- WHAT IS EXPECTED -
From the items below, copy out in full every line that contains the string "NEAR".

- GIVEN RECORDS -

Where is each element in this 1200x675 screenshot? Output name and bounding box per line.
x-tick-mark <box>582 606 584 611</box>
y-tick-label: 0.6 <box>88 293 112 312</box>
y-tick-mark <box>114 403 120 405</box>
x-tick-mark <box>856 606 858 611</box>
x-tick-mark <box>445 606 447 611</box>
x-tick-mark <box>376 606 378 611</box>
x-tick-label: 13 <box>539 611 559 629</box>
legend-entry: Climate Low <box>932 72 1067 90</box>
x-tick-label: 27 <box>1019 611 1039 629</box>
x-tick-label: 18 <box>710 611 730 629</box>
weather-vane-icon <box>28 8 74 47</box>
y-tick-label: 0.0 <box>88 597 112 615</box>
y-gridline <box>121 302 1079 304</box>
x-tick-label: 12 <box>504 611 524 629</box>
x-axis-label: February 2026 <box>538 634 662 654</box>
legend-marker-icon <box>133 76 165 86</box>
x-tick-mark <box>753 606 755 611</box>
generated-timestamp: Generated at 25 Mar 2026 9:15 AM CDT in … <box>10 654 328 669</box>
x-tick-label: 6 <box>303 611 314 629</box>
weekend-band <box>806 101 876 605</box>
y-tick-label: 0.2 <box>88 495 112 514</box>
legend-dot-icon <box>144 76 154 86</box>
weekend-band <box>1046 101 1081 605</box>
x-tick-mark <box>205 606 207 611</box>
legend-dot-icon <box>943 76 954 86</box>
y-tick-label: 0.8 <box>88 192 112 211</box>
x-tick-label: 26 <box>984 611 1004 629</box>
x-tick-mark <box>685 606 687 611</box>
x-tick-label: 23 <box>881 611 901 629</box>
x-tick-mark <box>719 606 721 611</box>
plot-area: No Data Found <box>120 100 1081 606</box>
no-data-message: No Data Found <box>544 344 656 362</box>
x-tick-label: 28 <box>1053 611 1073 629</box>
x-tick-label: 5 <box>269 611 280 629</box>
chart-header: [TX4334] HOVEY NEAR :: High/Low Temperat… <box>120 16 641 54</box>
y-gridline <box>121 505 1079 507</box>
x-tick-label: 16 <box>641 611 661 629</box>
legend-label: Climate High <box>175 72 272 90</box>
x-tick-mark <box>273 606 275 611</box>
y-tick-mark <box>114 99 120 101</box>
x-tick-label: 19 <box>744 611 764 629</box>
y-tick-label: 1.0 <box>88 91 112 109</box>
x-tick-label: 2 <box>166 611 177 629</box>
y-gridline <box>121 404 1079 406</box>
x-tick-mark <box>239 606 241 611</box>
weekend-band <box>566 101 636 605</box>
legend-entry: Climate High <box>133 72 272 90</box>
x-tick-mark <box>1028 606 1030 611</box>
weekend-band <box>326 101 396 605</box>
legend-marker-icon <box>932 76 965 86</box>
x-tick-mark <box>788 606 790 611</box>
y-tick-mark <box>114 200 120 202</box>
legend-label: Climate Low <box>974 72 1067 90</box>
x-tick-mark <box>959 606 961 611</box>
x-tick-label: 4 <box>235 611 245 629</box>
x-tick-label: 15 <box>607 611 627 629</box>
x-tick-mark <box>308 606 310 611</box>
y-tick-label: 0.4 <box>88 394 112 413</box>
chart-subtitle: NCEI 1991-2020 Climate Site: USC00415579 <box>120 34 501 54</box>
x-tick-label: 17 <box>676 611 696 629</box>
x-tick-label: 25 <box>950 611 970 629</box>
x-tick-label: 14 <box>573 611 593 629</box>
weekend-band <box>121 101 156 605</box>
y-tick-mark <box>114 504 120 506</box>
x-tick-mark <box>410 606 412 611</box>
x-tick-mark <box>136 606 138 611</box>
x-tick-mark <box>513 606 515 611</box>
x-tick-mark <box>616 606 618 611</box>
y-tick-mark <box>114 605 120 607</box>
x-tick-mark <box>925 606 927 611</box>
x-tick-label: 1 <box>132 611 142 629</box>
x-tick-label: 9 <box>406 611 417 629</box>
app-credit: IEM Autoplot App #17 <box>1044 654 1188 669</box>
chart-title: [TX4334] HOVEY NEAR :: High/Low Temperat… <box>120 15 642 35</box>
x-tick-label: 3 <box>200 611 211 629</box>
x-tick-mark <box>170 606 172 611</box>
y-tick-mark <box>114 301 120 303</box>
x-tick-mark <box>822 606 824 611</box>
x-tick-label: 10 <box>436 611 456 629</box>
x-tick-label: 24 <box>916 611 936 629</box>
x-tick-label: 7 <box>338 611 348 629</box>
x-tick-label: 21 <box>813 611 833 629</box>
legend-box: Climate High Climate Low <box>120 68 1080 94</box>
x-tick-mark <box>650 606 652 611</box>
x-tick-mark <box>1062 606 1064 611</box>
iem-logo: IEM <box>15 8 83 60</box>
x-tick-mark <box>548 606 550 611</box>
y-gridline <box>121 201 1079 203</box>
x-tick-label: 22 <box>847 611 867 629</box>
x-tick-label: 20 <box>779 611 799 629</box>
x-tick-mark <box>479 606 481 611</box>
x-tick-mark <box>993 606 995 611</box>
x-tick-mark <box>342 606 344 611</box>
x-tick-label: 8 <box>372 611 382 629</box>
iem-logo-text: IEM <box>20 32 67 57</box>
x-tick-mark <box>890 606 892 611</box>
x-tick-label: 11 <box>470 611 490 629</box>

- FINAL RESULT -
chart-header: [TX4334] HOVEY NEAR :: High/Low Temperat… <box>120 16 641 54</box>
chart-title: [TX4334] HOVEY NEAR :: High/Low Temperat… <box>120 15 642 35</box>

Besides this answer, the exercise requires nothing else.